▶ [Stored data]:
[start]

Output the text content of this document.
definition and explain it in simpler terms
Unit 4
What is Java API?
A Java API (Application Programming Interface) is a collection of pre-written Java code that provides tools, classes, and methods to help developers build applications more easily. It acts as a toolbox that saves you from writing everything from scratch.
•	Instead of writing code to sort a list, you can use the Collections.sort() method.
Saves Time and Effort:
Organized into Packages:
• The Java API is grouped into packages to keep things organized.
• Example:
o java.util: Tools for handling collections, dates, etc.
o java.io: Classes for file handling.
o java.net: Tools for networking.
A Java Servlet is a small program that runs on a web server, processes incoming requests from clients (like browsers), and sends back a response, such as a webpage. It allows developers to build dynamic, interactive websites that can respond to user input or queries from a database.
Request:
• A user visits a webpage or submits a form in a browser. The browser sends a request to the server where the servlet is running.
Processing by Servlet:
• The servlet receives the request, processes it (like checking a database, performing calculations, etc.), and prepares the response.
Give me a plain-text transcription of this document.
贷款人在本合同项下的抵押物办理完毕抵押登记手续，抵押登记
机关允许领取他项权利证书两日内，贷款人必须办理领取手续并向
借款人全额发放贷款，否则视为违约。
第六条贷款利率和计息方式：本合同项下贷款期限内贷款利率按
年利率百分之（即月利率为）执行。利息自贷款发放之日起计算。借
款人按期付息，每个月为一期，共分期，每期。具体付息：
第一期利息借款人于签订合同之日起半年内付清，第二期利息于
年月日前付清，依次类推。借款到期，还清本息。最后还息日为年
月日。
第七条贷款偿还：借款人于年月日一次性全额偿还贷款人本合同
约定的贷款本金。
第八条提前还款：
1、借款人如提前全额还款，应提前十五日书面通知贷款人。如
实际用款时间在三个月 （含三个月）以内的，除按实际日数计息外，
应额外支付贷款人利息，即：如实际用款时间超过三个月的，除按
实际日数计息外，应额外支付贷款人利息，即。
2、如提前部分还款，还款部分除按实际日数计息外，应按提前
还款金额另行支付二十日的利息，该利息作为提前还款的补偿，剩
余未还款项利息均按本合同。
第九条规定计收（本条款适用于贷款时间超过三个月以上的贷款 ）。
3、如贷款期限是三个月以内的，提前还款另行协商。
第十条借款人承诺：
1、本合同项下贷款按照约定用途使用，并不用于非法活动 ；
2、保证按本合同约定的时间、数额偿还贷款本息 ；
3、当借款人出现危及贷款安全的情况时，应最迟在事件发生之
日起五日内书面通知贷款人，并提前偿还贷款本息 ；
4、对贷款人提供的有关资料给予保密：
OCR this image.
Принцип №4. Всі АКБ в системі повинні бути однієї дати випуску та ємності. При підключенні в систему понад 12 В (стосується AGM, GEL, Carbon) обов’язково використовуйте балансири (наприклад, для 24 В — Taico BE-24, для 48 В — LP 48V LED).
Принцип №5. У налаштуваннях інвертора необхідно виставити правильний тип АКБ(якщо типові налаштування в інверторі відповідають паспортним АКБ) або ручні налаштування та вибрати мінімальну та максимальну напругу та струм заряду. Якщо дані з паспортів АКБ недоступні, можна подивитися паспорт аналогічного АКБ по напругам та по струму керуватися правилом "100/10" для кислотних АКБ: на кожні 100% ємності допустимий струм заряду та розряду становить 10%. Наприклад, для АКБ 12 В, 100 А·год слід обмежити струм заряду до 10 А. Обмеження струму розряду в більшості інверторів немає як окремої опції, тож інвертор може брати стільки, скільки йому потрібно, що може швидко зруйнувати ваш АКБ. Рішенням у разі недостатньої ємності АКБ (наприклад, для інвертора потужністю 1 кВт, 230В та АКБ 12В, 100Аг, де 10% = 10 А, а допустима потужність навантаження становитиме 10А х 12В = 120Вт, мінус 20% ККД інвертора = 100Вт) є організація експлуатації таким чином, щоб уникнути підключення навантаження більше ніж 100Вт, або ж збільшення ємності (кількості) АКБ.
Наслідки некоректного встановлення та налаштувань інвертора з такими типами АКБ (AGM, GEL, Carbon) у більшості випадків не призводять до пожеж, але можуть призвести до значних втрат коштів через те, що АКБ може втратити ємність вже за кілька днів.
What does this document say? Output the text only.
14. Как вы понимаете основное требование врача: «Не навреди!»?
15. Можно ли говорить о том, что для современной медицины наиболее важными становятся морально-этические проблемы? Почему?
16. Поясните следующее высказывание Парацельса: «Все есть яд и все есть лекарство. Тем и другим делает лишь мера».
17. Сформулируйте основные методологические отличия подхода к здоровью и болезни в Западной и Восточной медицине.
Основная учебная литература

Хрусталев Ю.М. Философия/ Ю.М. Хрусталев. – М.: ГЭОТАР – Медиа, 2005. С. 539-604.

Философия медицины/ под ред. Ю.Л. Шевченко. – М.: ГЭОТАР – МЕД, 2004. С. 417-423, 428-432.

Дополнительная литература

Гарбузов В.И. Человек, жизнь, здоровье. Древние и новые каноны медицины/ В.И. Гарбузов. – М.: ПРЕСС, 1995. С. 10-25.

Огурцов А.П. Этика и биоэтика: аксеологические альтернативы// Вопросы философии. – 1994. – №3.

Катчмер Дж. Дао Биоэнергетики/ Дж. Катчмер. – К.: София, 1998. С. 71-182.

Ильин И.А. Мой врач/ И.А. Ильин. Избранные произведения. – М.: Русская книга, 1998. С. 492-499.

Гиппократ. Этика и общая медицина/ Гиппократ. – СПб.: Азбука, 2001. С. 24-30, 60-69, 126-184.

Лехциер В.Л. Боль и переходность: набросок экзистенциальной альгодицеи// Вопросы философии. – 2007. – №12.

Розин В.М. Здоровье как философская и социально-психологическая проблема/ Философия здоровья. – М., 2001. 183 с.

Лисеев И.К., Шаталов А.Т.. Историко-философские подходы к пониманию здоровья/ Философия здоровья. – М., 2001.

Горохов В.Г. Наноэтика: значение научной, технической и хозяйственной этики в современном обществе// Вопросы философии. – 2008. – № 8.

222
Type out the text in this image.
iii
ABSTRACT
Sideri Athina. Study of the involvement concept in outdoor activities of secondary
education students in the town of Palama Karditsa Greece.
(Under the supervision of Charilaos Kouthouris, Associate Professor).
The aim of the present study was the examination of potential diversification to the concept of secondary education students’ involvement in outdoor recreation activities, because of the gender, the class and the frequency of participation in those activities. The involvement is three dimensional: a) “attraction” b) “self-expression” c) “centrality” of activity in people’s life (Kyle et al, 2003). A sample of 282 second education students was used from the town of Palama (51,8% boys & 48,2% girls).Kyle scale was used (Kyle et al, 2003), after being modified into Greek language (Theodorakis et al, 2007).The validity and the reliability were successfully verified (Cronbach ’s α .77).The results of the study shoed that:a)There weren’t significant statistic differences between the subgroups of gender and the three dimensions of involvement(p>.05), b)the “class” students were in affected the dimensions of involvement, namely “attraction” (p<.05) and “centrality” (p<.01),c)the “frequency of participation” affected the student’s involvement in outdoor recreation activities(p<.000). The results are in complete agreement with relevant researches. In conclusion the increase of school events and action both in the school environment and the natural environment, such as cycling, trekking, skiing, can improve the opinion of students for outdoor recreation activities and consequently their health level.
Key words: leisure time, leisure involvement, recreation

[end]

▶ [Problem to work on]:
Of the lines above, copy each that contains "code".

▶ [Response to the task]:
A Java API (Application Programming Interface) is a collection of pre-written Java code that provides tools, classes, and methods to help developers build applications more easily. It acts as a toolbox that saves you from writing everything from scratch.
•	Instead of writing code to sort a list, you can use the Collections.sort() method.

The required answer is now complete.